Objective: Present every line in which the string "stand" appears.

Data:
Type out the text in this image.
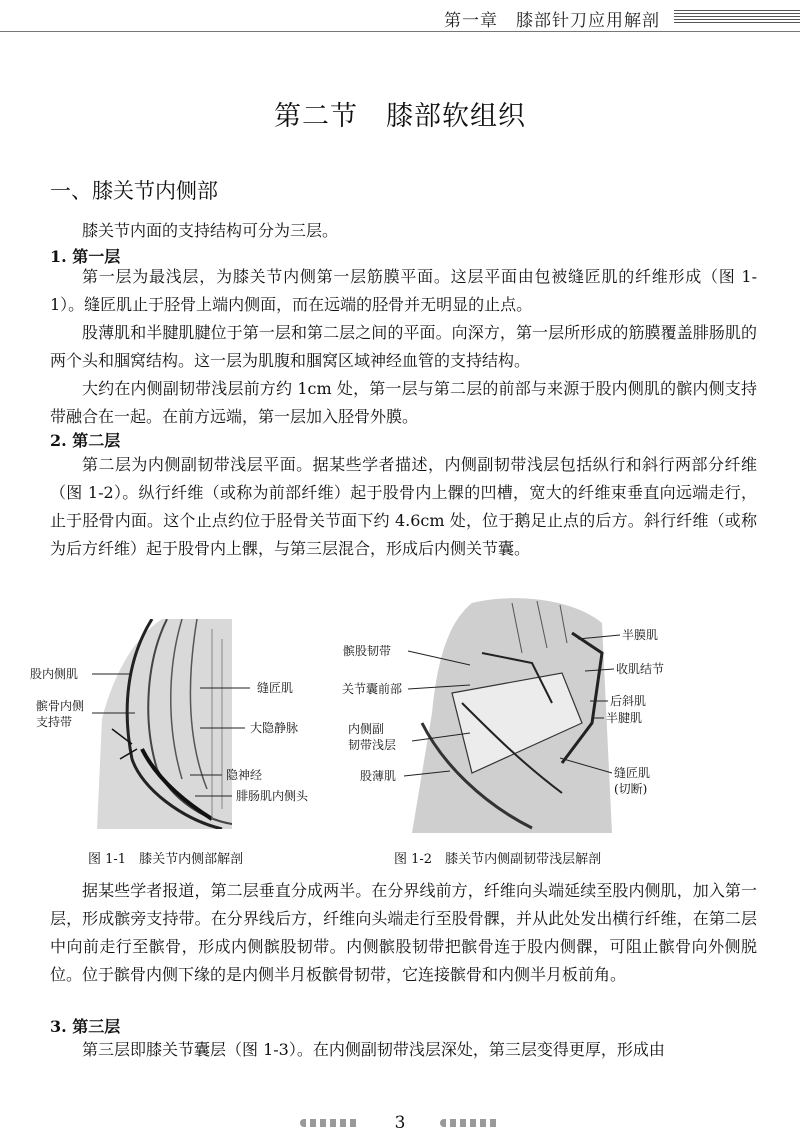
第一章　膝部针刀应用解剖
第二节　膝部软组织
一、膝关节内侧部

膝关节内面的支持结构可分为三层。

1. 第一层

第一层为最浅层，为膝关节内侧第一层筋膜平面。这层平面由包被缝匠肌的纤维形成（图 1-1）。缝匠肌止于胫骨上端内侧面，而在远端的胫骨并无明显的止点。

股薄肌和半腱肌腱位于第一层和第二层之间的平面。向深方，第一层所形成的筋膜覆盖腓肠肌的两个头和腘窝结构。这一层为肌腹和腘窝区域神经血管的支持结构。

大约在内侧副韧带浅层前方约 1cm 处，第一层与第二层的前部与来源于股内侧肌的髌内侧支持带融合在一起。在前方远端，第一层加入胫骨外膜。

2. 第二层

第二层为内侧副韧带浅层平面。据某些学者描述，内侧副韧带浅层包括纵行和斜行两部分纤维（图 1-2）。纵行纤维（或称为前部纤维）起于股骨内上髁的凹槽，宽大的纤维束垂直向远端走行，止于胫骨内面。这个止点约位于胫骨关节面下约 4.6cm 处，位于鹅足止点的后方。斜行纤维（或称为后方纤维）起于股骨内上髁，与第三层混合，形成后内侧关节囊。

股内侧肌
髌骨内侧
支持带
缝匠肌
大隐静脉
隐神经
腓肠肌内侧头
髌股韧带
关节囊前部
内侧副
韧带浅层
股薄肌
半膜肌
收肌结节
后斜肌
半腱肌
缝匠肌
(切断)
图 1-1　膝关节内侧部解剖	图 1-2　膝关节内侧副韧带浅层解剖

据某些学者报道，第二层垂直分成两半。在分界线前方，纤维向头端延续至股内侧肌，加入第一层，形成髌旁支持带。在分界线后方，纤维向头端走行至股骨髁，并从此处发出横行纤维，在第二层中向前走行至髌骨，形成内侧髌股韧带。内侧髌股韧带把髌骨连于股内侧髁，可阻止髌骨向外侧脱位。位于髌骨内侧下缘的是内侧半月板髌骨韧带，它连接髌骨和内侧半月板前角。

3. 第三层

第三层即膝关节囊层（图 1-3）。在内侧副韧带浅层深处，第三层变得更厚，形成由

3
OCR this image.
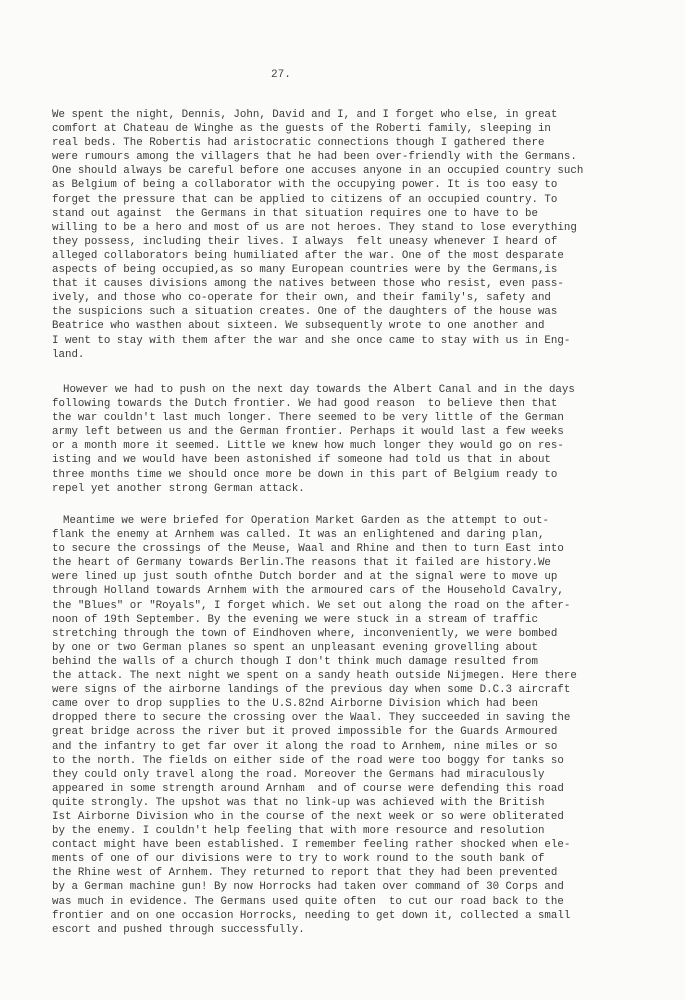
27.
We spent the night, Dennis, John, David and I, and I forget who else, in great
comfort at Chateau de Winghe as the guests of the Roberti family, sleeping in
real beds. The Robertis had aristocratic connections though I gathered there
were rumours among the villagers that he had been over-friendly with the Germans.
One should always be careful before one accuses anyone in an occupied country such
as Belgium of being a collaborator with the occupying power. It is too easy to
forget the pressure that can be applied to citizens of an occupied country. To
stand out against  the Germans in that situation requires one to have to be
willing to be a hero and most of us are not heroes. They stand to lose everything
they possess, including their lives. I always  felt uneasy whenever I heard of
alleged collaborators being humiliated after the war. One of the most desparate
aspects of being occupied,as so many European countries were by the Germans,is
that it causes divisions among the natives between those who resist, even pass-
ively, and those who co-operate for their own, and their family's, safety and
the suspicions such a situation creates. One of the daughters of the house was
Beatrice who wasthen about sixteen. We subsequently wrote to one another and
I went to stay with them after the war and she once came to stay with us in Eng-
land.
However we had to push on the next day towards the Albert Canal and in the days
following towards the Dutch frontier. We had good reason  to believe then that
the war couldn't last much longer. There seemed to be very little of the German
army left between us and the German frontier. Perhaps it would last a few weeks
or a month more it seemed. Little we knew how much longer they would go on res-
isting and we would have been astonished if someone had told us that in about
three months time we should once more be down in this part of Belgium ready to
repel yet another strong German attack.
Meantime we were briefed for Operation Market Garden as the attempt to out-
flank the enemy at Arnhem was called. It was an enlightened and daring plan,
to secure the crossings of the Meuse, Waal and Rhine and then to turn East into
the heart of Germany towards Berlin.The reasons that it failed are history.We
were lined up just south ofnthe Dutch border and at the signal were to move up
through Holland towards Arnhem with the armoured cars of the Household Cavalry,
the "Blues" or "Royals", I forget which. We set out along the road on the after-
noon of 19th September. By the evening we were stuck in a stream of traffic
stretching through the town of Eindhoven where, inconveniently, we were bombed
by one or two German planes so spent an unpleasant evening grovelling about
behind the walls of a church though I don't think much damage resulted from
the attack. The next night we spent on a sandy heath outside Nijmegen. Here there
were signs of the airborne landings of the previous day when some D.C.3 aircraft
came over to drop supplies to the U.S.82nd Airborne Division which had been
dropped there to secure the crossing over the Waal. They succeeded in saving the
great bridge across the river but it proved impossible for the Guards Armoured
and the infantry to get far over it along the road to Arnhem, nine miles or so
to the north. The fields on either side of the road were too boggy for tanks so
they could only travel along the road. Moreover the Germans had miraculously
appeared in some strength around Arnham  and of course were defending this road
quite strongly. The upshot was that no link-up was achieved with the British
Ist Airborne Division who in the course of the next week or so were obliterated
by the enemy. I couldn't help feeling that with more resource and resolution
contact might have been established. I remember feeling rather shocked when ele-
ments of one of our divisions were to try to work round to the south bank of
the Rhine west of Arnhem. They returned to report that they had been prevented
by a German machine gun! By now Horrocks had taken over command of 30 Corps and
was much in evidence. The Germans used quite often  to cut our road back to the
frontier and on one occasion Horrocks, needing to get down it, collected a small
escort and pushed through successfully.
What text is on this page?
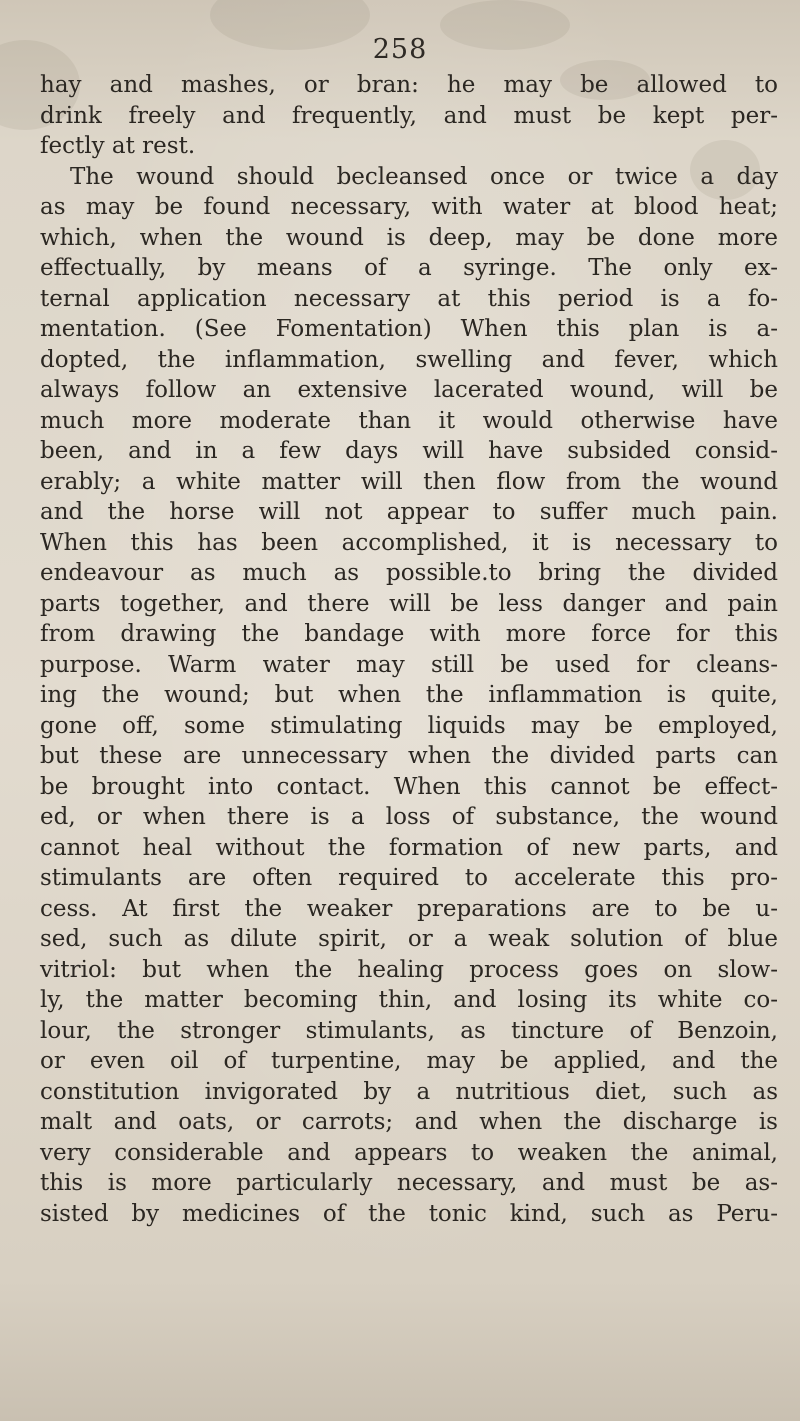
258
hay and mashes, or bran: he may be allowed to
drink freely and frequently, and must be kept per-
fectly at rest.
The wound should becleansed once or twice a day
as may be found necessary, with water at blood heat;
which, when the wound is deep, may be done more
effectually, by means of a syringe. The only ex-
ternal application necessary at this period is a fo-
mentation. (See Fomentation) When this plan is a-
dopted, the inflammation, swelling and fever, which
always follow an extensive lacerated wound, will be
much more moderate than it would otherwise have
been, and in a few days will have subsided consid-
erably; a white matter will then flow from the wound
and the horse will not appear to suffer much pain.
When this has been accomplished, it is necessary to
endeavour as much as possible.to bring the divided
parts together, and there will be less danger and pain
from drawing the bandage with more force for this
purpose. Warm water may still be used for cleans-
ing the wound; but when the inflammation is quite,
gone off, some stimulating liquids may be employed,
but these are unnecessary when the divided parts can
be brought into contact. When this cannot be effect-
ed, or when there is a loss of substance, the wound
cannot heal without the formation of new parts, and
stimulants are often required to accelerate this pro-
cess. At first the weaker preparations are to be u-
sed, such as dilute spirit, or a weak solution of blue
vitriol: but when the healing process goes on slow-
ly, the matter becoming thin, and losing its white co-
lour, the stronger stimulants, as tincture of Benzoin,
or even oil of turpentine, may be applied, and the
constitution invigorated by a nutritious diet, such as
malt and oats, or carrots; and when the discharge is
very considerable and appears to weaken the animal,
this is more particularly necessary, and must be as-
sisted by medicines of the tonic kind, such as Peru-
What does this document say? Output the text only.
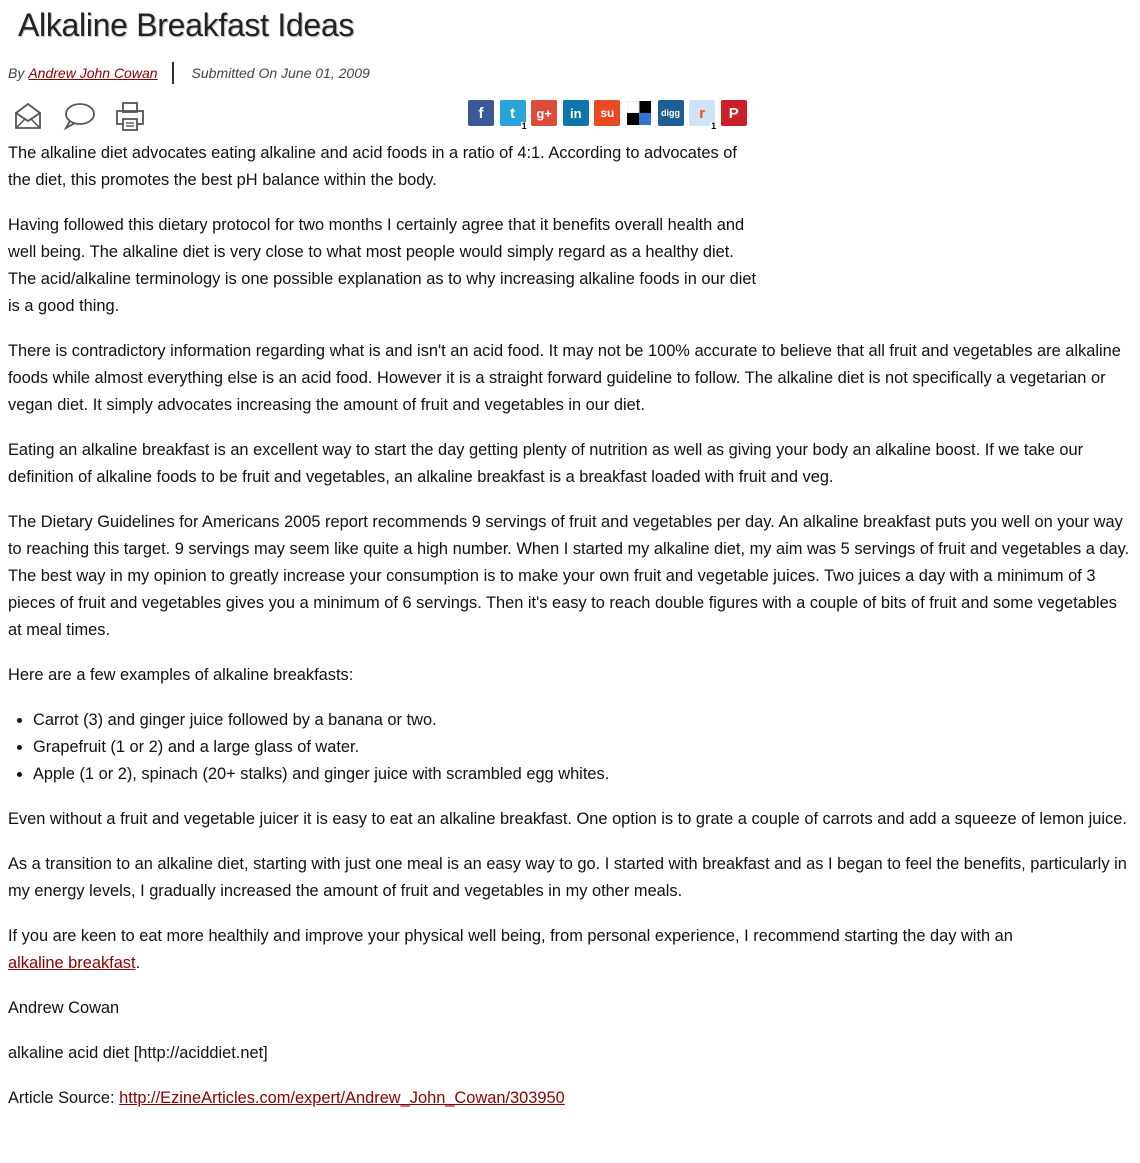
Alkaline Breakfast Ideas
By Andrew John Cowan Submitted On June 01, 2009
f t
1
g+ in su	digg r
1
P

The alkaline diet advocates eating alkaline and acid foods in a ratio of 4:1. According to advocates of the diet, this promotes the best pH balance within the body.

Having followed this dietary protocol for two months I certainly agree that it benefits overall health and well being. The alkaline diet is very close to what most people would simply regard as a healthy diet. The acid/alkaline terminology is one possible explanation as to why increasing alkaline foods in our diet is a good thing.

There is contradictory information regarding what is and isn't an acid food. It may not be 100% accurate to believe that all fruit and vegetables are alkaline foods while almost everything else is an acid food. However it is a straight forward guideline to follow. The alkaline diet is not specifically a vegetarian or vegan diet. It simply advocates increasing the amount of fruit and vegetables in our diet.

Eating an alkaline breakfast is an excellent way to start the day getting plenty of nutrition as well as giving your body an alkaline boost. If we take our definition of alkaline foods to be fruit and vegetables, an alkaline breakfast is a breakfast loaded with fruit and veg.

The Dietary Guidelines for Americans 2005 report recommends 9 servings of fruit and vegetables per day. An alkaline breakfast puts you well on your way to reaching this target. 9 servings may seem like quite a high number. When I started my alkaline diet, my aim was 5 servings of fruit and vegetables a day. The best way in my opinion to greatly increase your consumption is to make your own fruit and vegetable juices. Two juices a day with a minimum of 3 pieces of fruit and vegetables gives you a minimum of 6 servings. Then it's easy to reach double figures with a couple of bits of fruit and some vegetables at meal times.

Here are a few examples of alkaline breakfasts:

• Carrot (3) and ginger juice followed by a banana or two.
• Grapefruit (1 or 2) and a large glass of water.
• Apple (1 or 2), spinach (20+ stalks) and ginger juice with scrambled egg whites.

Even without a fruit and vegetable juicer it is easy to eat an alkaline breakfast. One option is to grate a couple of carrots and add a squeeze of lemon juice.

As a transition to an alkaline diet, starting with just one meal is an easy way to go. I started with breakfast and as I began to feel the benefits, particularly in my energy levels, I gradually increased the amount of fruit and vegetables in my other meals.

If you are keen to eat more healthily and improve your physical well being, from personal experience, I recommend starting the day with an
alkaline breakfast.

Andrew Cowan

alkaline acid diet [http://aciddiet.net]

Article Source: http://EzineArticles.com/expert/Andrew_John_Cowan/303950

The answer:
stand out against  the Germans in that situation requires one to have to be
willing to be a hero and most of us are not heroes. They stand to lose everything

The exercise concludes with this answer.